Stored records
╭──

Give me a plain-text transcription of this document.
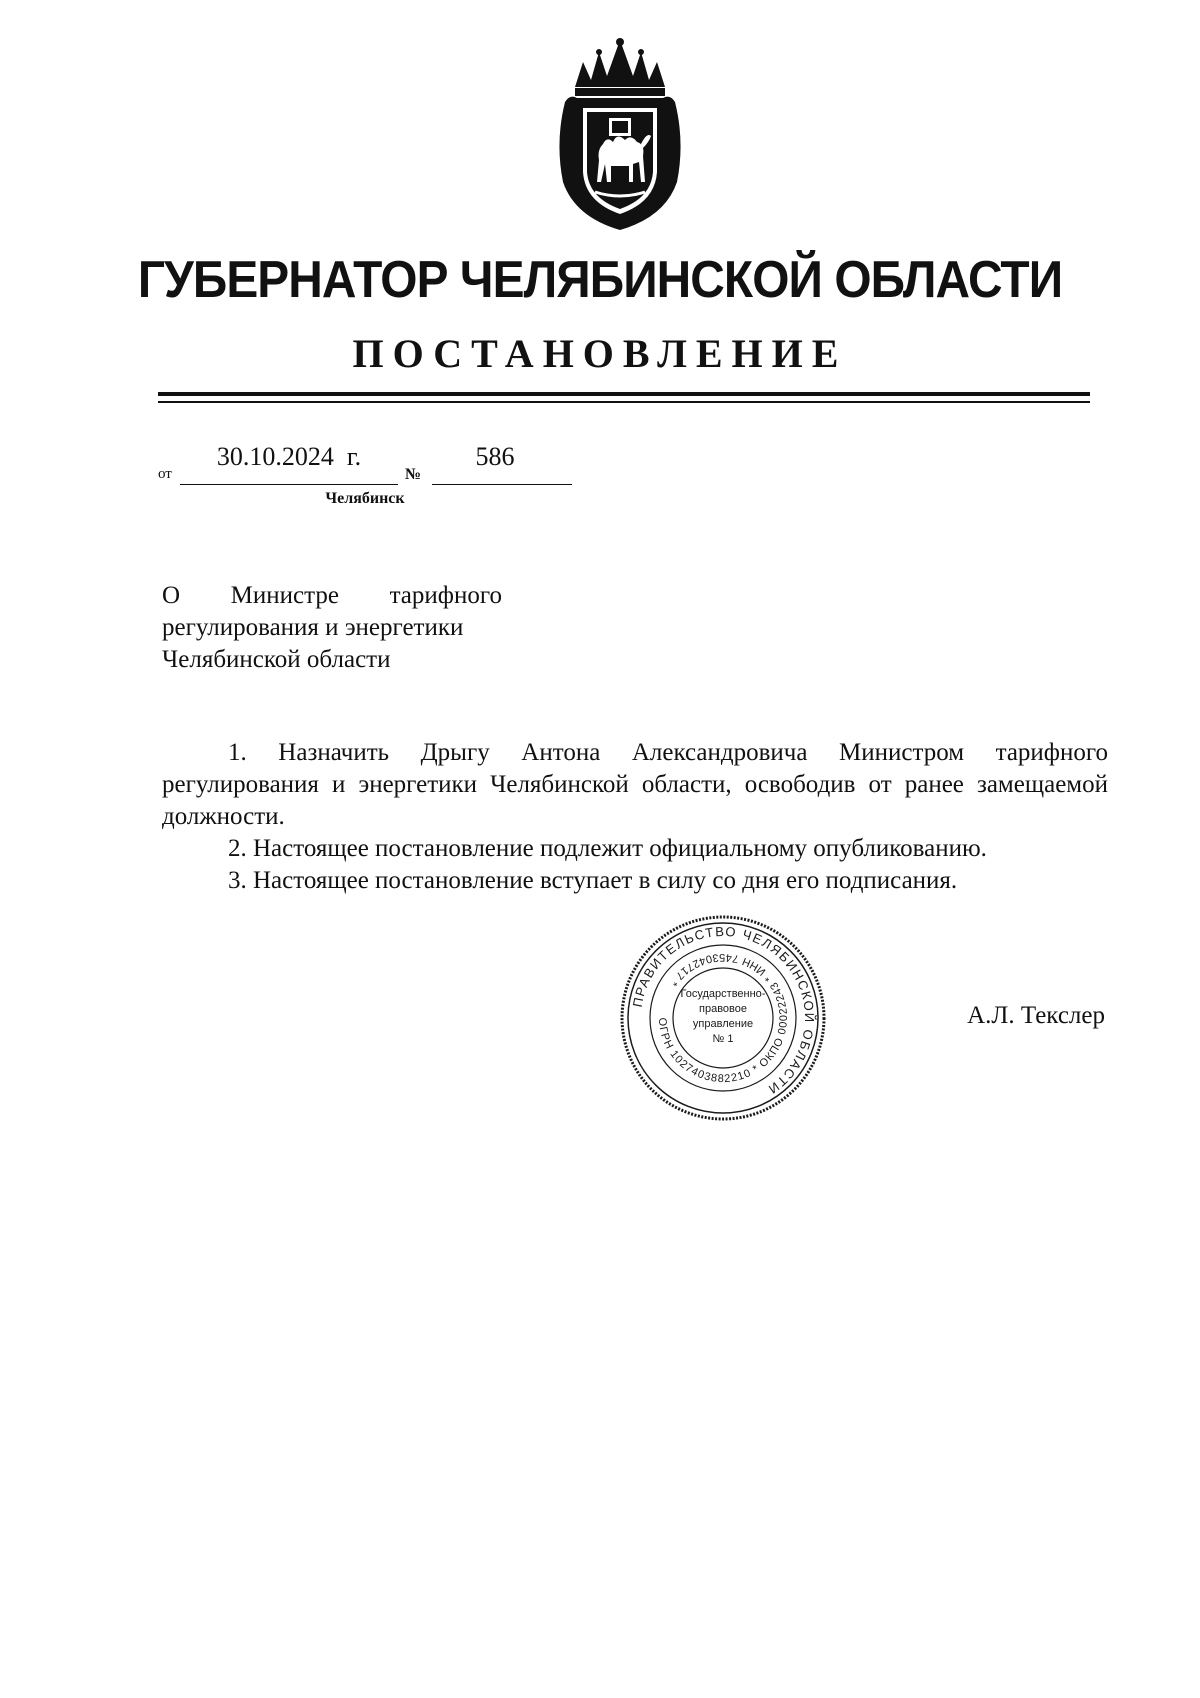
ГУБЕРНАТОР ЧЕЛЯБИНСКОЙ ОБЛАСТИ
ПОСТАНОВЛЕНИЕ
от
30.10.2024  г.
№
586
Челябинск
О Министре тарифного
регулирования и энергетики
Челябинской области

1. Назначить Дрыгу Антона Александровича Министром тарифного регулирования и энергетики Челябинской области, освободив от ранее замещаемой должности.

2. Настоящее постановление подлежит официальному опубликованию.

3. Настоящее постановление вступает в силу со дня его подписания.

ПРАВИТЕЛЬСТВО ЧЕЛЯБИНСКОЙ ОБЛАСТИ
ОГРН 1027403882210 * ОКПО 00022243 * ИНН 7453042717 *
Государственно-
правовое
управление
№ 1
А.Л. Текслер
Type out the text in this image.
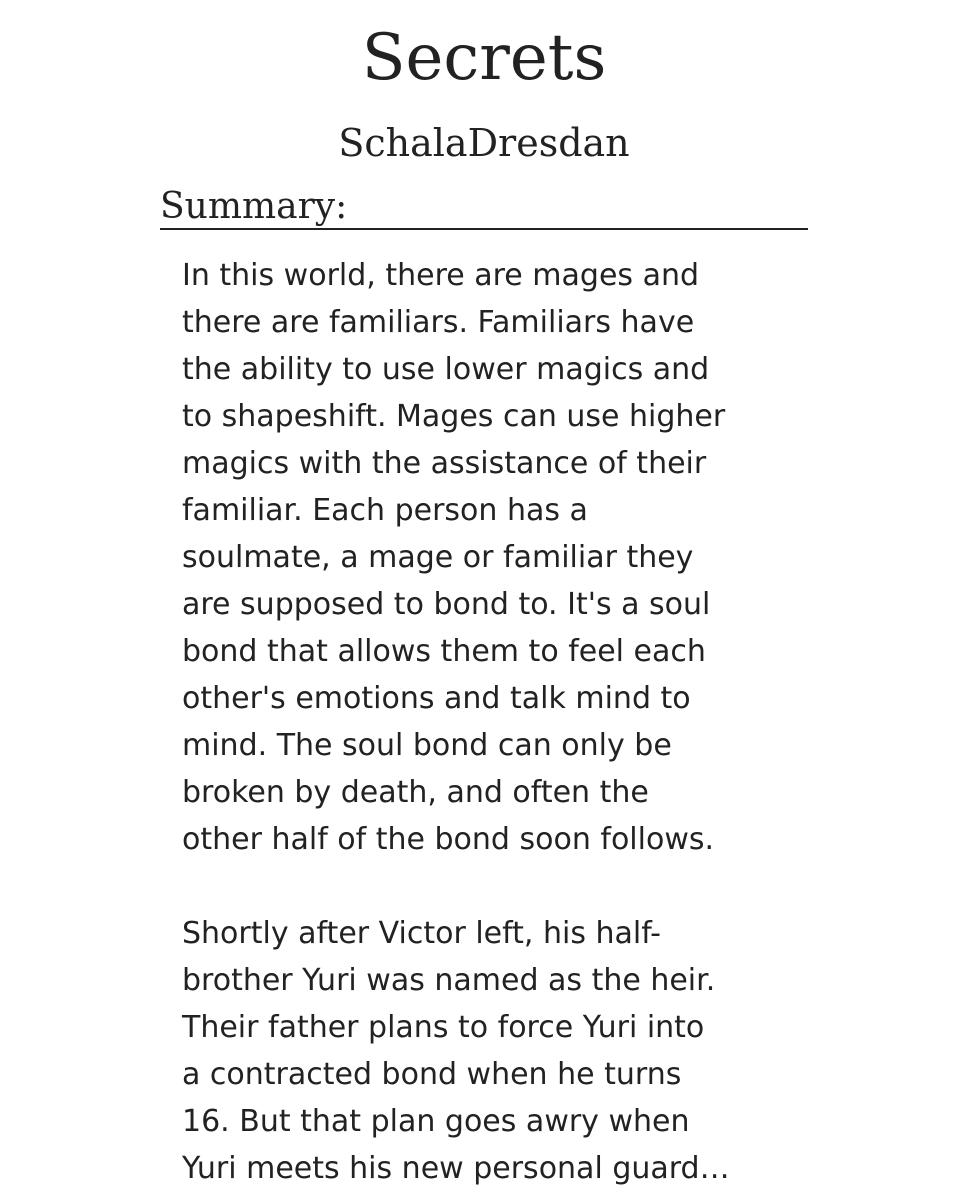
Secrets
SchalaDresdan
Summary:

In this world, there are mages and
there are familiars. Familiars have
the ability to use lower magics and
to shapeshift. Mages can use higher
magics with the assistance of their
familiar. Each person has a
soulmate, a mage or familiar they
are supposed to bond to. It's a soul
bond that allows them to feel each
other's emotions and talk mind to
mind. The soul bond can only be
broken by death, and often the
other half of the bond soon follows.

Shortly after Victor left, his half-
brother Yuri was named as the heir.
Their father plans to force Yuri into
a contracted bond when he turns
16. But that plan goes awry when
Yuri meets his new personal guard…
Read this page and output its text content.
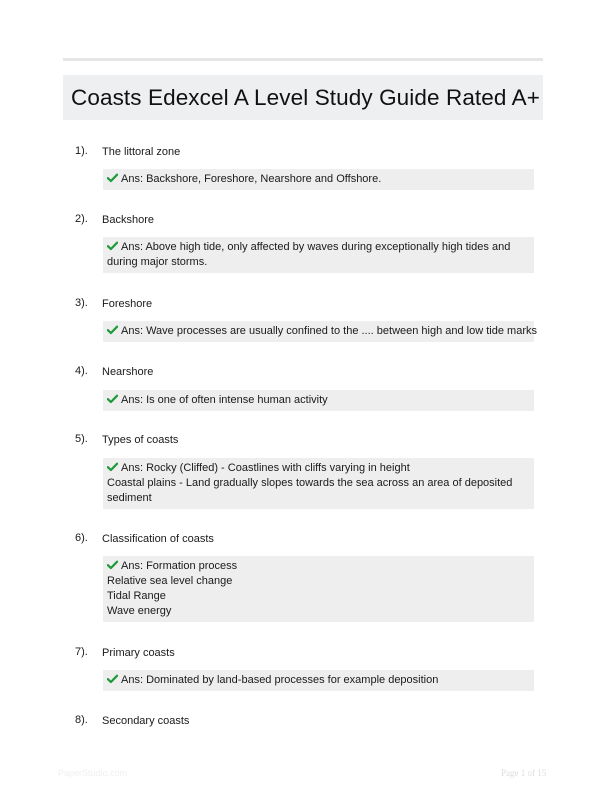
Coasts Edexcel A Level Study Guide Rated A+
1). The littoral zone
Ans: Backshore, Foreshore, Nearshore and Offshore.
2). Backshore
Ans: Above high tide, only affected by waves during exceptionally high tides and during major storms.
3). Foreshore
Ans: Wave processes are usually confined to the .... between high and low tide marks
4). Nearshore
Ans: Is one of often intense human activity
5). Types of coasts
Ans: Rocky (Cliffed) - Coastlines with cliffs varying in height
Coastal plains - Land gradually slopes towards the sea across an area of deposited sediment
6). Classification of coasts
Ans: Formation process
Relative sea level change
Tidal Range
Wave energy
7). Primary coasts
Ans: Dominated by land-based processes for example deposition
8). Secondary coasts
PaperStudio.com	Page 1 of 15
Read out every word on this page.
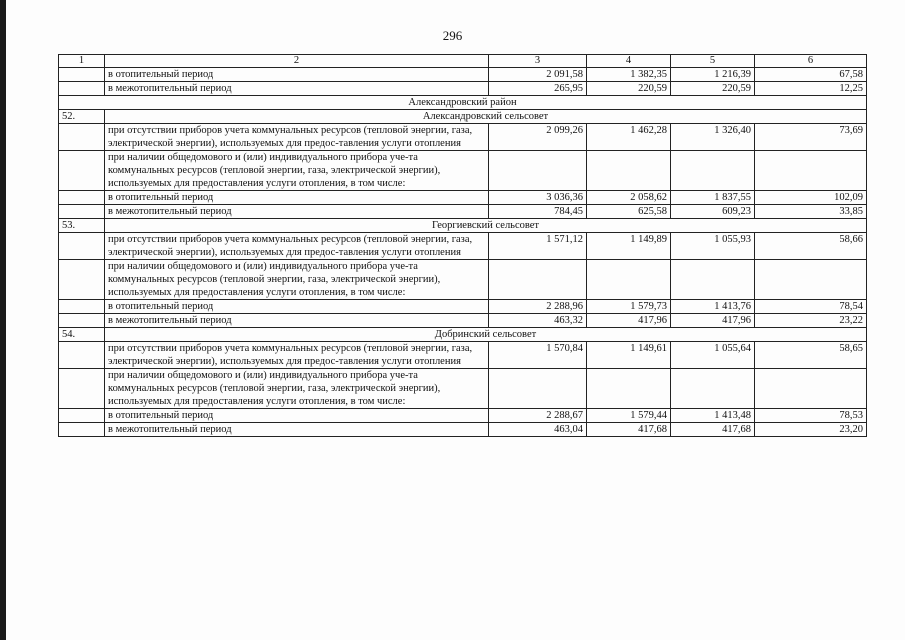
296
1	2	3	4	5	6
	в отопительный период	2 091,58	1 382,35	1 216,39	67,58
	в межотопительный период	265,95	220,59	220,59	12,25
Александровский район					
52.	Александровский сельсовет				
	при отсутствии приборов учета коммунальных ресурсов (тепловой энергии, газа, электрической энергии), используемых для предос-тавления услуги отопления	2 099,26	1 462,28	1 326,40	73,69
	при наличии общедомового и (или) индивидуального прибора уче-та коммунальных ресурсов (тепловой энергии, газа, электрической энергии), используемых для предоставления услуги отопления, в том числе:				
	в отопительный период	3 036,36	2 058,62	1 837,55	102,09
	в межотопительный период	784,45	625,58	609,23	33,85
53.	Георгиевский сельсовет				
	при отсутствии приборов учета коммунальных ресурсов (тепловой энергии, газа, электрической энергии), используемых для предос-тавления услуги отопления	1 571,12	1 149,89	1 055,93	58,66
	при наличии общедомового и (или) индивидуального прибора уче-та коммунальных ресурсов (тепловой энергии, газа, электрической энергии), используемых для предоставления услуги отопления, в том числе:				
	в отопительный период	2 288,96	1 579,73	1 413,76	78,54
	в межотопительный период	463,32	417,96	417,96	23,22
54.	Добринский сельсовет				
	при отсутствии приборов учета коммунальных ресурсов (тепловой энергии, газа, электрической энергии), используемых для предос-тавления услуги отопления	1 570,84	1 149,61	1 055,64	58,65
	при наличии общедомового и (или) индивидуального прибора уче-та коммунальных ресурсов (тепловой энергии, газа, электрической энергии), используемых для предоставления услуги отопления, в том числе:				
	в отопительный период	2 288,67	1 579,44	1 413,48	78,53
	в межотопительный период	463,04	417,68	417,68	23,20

╰──

* _WRITTEN TASK_: Read through the entries and copy every line that includes "this".

* _EXERCISE RESULT_:
Give me a plain-text transcription of this document.
Type out the text in this image.
In this world, there are mages and
Read this page and output its text content.
Read out every word on this page.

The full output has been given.